• EXERCISE BRIEF
Every entry must be copied word for word.

• DATASET EXCERPTS
§

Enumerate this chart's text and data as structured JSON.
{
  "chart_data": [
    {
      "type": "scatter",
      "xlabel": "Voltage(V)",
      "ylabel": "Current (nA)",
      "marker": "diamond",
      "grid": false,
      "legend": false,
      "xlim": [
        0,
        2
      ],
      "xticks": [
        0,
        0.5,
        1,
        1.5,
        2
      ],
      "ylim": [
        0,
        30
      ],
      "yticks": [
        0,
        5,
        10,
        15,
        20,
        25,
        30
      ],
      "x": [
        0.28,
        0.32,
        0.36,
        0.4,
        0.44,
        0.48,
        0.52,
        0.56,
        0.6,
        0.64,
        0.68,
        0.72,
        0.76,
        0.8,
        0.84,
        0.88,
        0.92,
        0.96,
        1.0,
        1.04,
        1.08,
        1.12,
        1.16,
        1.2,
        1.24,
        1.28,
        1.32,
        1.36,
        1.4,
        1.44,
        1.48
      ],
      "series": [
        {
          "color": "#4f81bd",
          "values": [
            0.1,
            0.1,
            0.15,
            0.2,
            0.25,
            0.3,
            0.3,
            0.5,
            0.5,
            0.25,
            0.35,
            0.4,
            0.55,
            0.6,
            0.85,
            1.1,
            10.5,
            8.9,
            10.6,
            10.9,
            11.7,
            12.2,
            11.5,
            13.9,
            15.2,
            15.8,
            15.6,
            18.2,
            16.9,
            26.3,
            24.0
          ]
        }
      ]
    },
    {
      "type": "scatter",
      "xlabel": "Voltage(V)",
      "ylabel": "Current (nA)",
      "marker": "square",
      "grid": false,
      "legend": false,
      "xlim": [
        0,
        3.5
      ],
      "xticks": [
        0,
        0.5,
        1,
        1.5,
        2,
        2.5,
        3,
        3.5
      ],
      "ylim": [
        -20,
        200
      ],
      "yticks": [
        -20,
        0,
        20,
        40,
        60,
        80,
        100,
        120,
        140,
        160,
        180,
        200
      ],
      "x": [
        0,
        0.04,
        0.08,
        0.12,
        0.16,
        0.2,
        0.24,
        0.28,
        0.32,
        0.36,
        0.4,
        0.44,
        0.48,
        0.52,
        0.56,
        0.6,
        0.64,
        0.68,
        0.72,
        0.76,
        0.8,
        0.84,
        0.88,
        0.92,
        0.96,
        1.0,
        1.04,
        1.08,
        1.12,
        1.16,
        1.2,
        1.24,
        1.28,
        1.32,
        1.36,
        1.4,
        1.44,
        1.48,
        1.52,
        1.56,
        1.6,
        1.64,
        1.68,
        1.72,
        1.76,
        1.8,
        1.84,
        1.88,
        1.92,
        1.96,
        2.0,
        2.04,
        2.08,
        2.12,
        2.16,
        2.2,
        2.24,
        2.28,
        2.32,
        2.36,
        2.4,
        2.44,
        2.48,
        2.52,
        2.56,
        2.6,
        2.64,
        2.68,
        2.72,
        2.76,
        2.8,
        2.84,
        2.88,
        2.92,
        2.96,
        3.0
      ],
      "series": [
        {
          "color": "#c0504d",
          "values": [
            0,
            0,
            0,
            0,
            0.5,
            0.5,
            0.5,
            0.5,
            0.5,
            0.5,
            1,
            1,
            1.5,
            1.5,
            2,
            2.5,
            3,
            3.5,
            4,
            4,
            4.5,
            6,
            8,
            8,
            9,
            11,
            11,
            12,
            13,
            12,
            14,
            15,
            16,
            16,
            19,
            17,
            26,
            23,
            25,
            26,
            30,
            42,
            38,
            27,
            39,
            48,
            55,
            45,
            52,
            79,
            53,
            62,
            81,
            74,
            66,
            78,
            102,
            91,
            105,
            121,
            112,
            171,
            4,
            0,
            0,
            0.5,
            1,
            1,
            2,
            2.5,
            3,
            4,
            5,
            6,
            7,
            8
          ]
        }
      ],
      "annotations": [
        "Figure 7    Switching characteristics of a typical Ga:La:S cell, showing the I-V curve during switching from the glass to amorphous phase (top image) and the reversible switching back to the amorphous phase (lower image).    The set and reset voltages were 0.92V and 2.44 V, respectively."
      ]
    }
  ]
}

§

• TASK OUTPUT
Enumerate this chart's text and data as structured JSON.
{
  "chart_data": [
    {
      "type": "scatter",
      "xlabel": "Voltage(V)",
      "ylabel": "Current (nA)",
      "marker": "diamond",
      "grid": false,
      "legend": false,
      "xlim": [
        0,
        2
      ],
      "xticks": [
        0,
        0.5,
        1,
        1.5,
        2
      ],
      "ylim": [
        0,
        30
      ],
      "yticks": [
        0,
        5,
        10,
        15,
        20,
        25,
        30
      ],
      "x": [
        0.28,
        0.32,
        0.36,
        0.4,
        0.44,
        0.48,
        0.52,
        0.56,
        0.6,
        0.64,
        0.68,
        0.72,
        0.76,
        0.8,
        0.84,
        0.88,
        0.92,
        0.96,
        1.0,
        1.04,
        1.08,
        1.12,
        1.16,
        1.2,
        1.24,
        1.28,
        1.32,
        1.36,
        1.4,
        1.44,
        1.48
      ],
      "series": [
        {
          "color": "#4f81bd",
          "values": [
            0.1,
            0.1,
            0.15,
            0.2,
            0.25,
            0.3,
            0.3,
            0.5,
            0.5,
            0.25,
            0.35,
            0.4,
            0.55,
            0.6,
            0.85,
            1.1,
            10.5,
            8.9,
            10.6,
            10.9,
            11.7,
            12.2,
            11.5,
            13.9,
            15.2,
            15.8,
            15.6,
            18.2,
            16.9,
            26.3,
            24.0
          ]
        }
      ]
    },
    {
      "type": "scatter",
      "xlabel": "Voltage(V)",
      "ylabel": "Current (nA)",
      "marker": "square",
      "grid": false,
      "legend": false,
      "xlim": [
        0,
        3.5
      ],
      "xticks": [
        0,
        0.5,
        1,
        1.5,
        2,
        2.5,
        3,
        3.5
      ],
      "ylim": [
        -20,
        200
      ],
      "yticks": [
        -20,
        0,
        20,
        40,
        60,
        80,
        100,
        120,
        140,
        160,
        180,
        200
      ],
      "x": [
        0,
        0.04,
        0.08,
        0.12,
        0.16,
        0.2,
        0.24,
        0.28,
        0.32,
        0.36,
        0.4,
        0.44,
        0.48,
        0.52,
        0.56,
        0.6,
        0.64,
        0.68,
        0.72,
        0.76,
        0.8,
        0.84,
        0.88,
        0.92,
        0.96,
        1.0,
        1.04,
        1.08,
        1.12,
        1.16,
        1.2,
        1.24,
        1.28,
        1.32,
        1.36,
        1.4,
        1.44,
        1.48,
        1.52,
        1.56,
        1.6,
        1.64,
        1.68,
        1.72,
        1.76,
        1.8,
        1.84,
        1.88,
        1.92,
        1.96,
        2.0,
        2.04,
        2.08,
        2.12,
        2.16,
        2.2,
        2.24,
        2.28,
        2.32,
        2.36,
        2.4,
        2.44,
        2.48,
        2.52,
        2.56,
        2.6,
        2.64,
        2.68,
        2.72,
        2.76,
        2.8,
        2.84,
        2.88,
        2.92,
        2.96,
        3.0
      ],
      "series": [
        {
          "color": "#c0504d",
          "values": [
            0,
            0,
            0,
            0,
            0.5,
            0.5,
            0.5,
            0.5,
            0.5,
            0.5,
            1,
            1,
            1.5,
            1.5,
            2,
            2.5,
            3,
            3.5,
            4,
            4,
            4.5,
            6,
            8,
            8,
            9,
            11,
            11,
            12,
            13,
            12,
            14,
            15,
            16,
            16,
            19,
            17,
            26,
            23,
            25,
            26,
            30,
            42,
            38,
            27,
            39,
            48,
            55,
            45,
            52,
            79,
            53,
            62,
            81,
            74,
            66,
            78,
            102,
            91,
            105,
            121,
            112,
            171,
            4,
            0,
            0,
            0.5,
            1,
            1,
            2,
            2.5,
            3,
            4,
            5,
            6,
            7,
            8
          ]
        }
      ],
      "annotations": [
        "Figure 7    Switching characteristics of a typical Ga:La:S cell, showing the I-V curve during switching from the glass to amorphous phase (top image) and the reversible switching back to the amorphous phase (lower image).    The set and reset voltages were 0.92V and 2.44 V, respectively."
      ]
    }
  ]
}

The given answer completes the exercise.